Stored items
▬▬▬▬▬▬
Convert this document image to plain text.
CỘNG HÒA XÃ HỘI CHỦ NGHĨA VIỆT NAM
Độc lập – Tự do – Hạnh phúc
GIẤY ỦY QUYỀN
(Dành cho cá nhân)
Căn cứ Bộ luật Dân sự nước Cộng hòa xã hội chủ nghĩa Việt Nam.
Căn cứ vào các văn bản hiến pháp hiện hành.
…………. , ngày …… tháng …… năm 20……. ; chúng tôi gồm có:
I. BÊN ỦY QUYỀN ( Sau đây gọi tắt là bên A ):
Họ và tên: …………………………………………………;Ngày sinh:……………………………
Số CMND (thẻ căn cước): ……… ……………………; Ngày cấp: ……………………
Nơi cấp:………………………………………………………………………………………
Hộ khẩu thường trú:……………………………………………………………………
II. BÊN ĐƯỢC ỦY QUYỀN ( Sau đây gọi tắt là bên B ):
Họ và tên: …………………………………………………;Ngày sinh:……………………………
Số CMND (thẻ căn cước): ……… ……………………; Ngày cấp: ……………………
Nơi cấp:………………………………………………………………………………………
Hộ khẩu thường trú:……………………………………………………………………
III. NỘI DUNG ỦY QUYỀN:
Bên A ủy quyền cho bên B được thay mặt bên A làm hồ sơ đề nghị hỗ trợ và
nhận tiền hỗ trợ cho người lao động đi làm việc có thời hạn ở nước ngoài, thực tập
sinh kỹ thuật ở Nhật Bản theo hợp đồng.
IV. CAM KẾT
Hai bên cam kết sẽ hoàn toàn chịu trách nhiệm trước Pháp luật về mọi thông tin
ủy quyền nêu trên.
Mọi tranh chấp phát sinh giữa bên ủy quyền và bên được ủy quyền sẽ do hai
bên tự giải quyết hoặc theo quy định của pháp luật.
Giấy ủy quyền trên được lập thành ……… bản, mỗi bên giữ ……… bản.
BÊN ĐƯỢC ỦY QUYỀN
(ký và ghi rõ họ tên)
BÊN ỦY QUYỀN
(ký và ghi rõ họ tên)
▬▬▬▬▬▬
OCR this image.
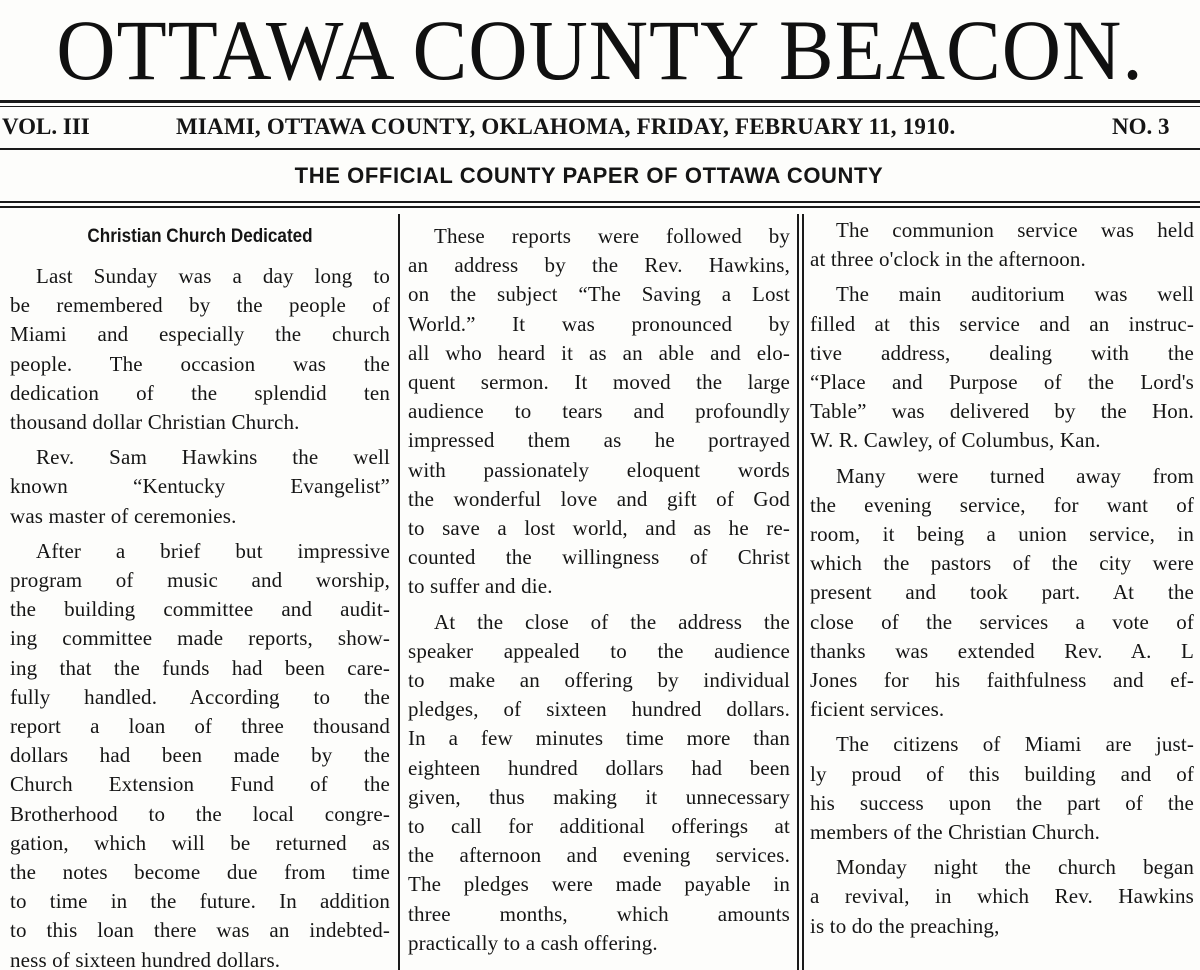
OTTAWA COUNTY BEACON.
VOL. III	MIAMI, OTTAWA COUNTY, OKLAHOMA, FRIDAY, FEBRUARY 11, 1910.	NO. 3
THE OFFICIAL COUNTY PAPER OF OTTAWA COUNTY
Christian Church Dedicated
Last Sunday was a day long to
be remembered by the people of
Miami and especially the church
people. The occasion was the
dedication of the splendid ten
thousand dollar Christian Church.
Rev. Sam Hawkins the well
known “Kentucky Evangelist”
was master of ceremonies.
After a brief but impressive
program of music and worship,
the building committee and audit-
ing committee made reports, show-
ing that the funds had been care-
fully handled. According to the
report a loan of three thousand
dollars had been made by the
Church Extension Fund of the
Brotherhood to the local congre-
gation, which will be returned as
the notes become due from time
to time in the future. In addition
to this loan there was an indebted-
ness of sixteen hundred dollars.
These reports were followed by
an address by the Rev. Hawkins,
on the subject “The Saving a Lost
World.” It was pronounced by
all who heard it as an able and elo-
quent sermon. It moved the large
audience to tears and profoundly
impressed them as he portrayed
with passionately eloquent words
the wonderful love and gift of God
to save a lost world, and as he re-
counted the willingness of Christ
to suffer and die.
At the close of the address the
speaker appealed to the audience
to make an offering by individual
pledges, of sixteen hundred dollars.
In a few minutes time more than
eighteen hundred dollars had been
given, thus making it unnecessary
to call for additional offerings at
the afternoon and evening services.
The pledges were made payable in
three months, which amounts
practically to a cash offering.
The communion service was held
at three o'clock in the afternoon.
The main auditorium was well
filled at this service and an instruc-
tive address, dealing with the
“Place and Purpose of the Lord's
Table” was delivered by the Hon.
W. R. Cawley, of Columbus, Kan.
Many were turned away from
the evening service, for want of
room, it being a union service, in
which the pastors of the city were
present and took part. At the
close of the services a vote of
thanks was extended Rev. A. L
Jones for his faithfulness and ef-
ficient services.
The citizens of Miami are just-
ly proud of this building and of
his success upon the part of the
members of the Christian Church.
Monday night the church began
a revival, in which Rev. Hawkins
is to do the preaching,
▬▬▬▬▬▬
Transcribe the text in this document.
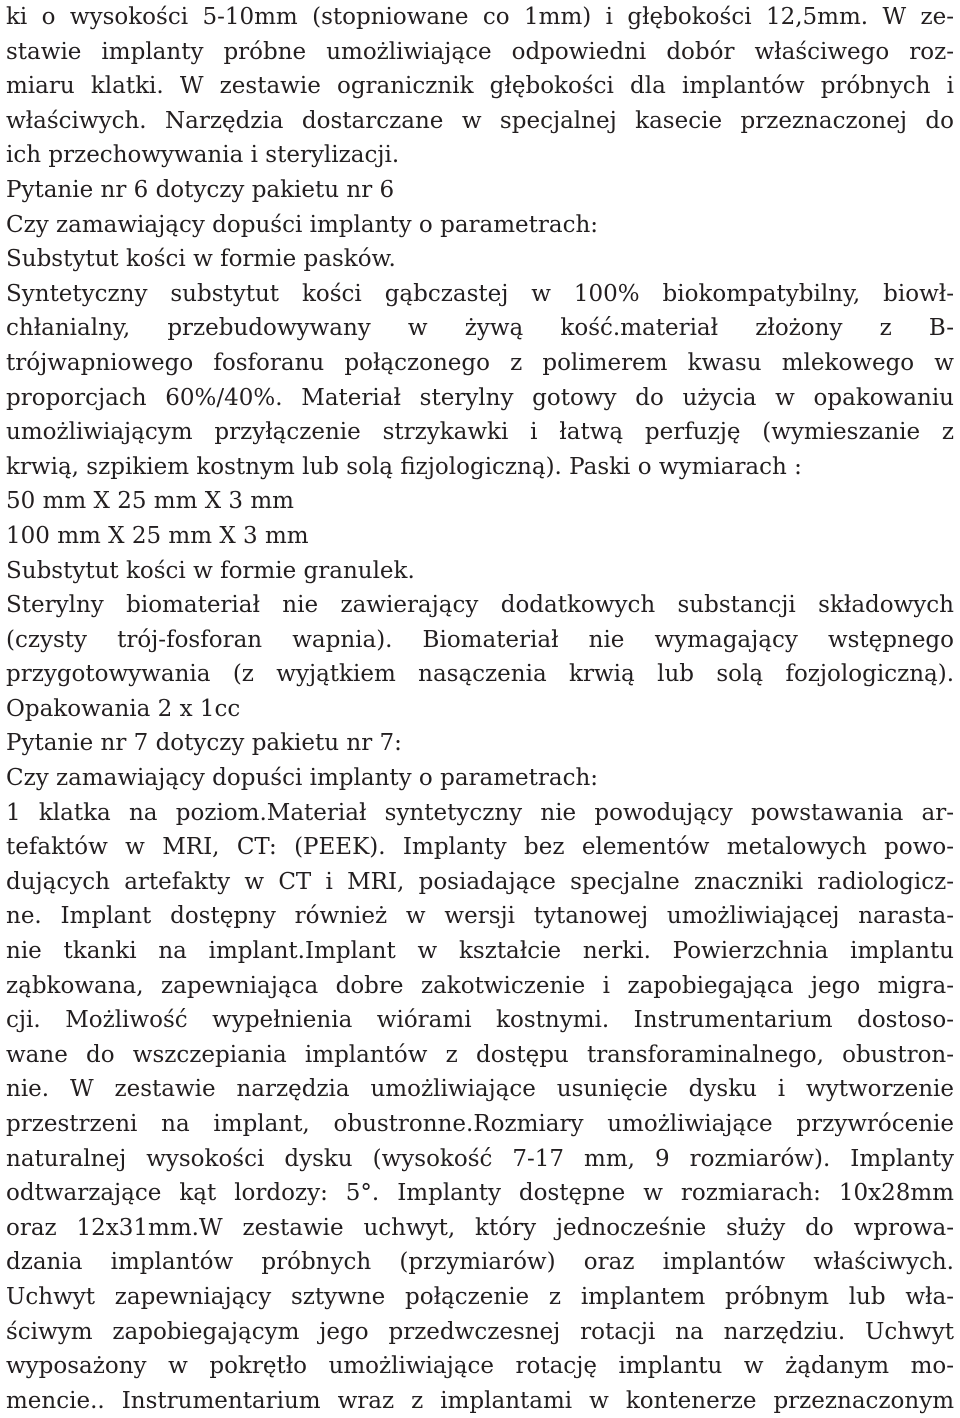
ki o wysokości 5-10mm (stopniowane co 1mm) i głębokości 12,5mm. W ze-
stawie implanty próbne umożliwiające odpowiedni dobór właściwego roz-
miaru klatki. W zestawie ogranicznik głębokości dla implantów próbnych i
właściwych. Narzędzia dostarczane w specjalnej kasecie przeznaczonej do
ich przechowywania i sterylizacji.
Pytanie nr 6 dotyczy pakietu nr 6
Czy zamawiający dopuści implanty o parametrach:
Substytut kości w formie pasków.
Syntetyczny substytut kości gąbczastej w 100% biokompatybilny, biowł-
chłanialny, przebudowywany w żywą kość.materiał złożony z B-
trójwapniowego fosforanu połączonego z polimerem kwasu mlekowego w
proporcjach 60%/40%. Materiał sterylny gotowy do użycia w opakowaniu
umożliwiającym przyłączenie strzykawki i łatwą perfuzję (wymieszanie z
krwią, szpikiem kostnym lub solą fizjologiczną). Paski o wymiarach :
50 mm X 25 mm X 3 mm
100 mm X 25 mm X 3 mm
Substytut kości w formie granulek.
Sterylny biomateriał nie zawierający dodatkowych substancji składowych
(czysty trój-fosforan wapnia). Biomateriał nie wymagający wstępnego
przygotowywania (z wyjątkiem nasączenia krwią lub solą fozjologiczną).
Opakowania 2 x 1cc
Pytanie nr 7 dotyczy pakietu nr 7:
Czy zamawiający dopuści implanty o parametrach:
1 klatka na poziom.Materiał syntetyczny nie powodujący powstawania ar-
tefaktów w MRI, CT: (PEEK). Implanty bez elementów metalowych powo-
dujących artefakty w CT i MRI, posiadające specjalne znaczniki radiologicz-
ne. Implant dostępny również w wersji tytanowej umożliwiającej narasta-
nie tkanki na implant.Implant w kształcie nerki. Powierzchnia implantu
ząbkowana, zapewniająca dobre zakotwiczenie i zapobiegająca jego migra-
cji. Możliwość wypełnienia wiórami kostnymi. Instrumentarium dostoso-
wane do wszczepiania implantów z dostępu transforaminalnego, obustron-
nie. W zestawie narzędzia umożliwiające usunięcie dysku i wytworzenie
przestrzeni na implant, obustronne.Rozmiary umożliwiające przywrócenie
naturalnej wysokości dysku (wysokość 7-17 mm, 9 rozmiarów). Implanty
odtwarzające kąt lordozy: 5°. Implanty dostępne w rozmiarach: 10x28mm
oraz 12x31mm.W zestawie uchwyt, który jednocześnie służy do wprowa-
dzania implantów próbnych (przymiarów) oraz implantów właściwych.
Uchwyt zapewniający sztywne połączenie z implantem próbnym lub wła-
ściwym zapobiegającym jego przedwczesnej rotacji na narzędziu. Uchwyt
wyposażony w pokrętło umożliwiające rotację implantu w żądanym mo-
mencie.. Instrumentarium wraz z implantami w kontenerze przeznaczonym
▬▬▬▬▬▬
YOUR GOAL
In the entries above, find every line with the word "zestawie" and list it.

ANSWER TO THIS TASK
miaru klatki. W zestawie ogranicznik głębokości dla implantów próbnych i
nie. W zestawie narzędzia umożliwiające usunięcie dysku i wytworzenie
oraz 12x31mm.W zestawie uchwyt, który jednocześnie służy do wprowa-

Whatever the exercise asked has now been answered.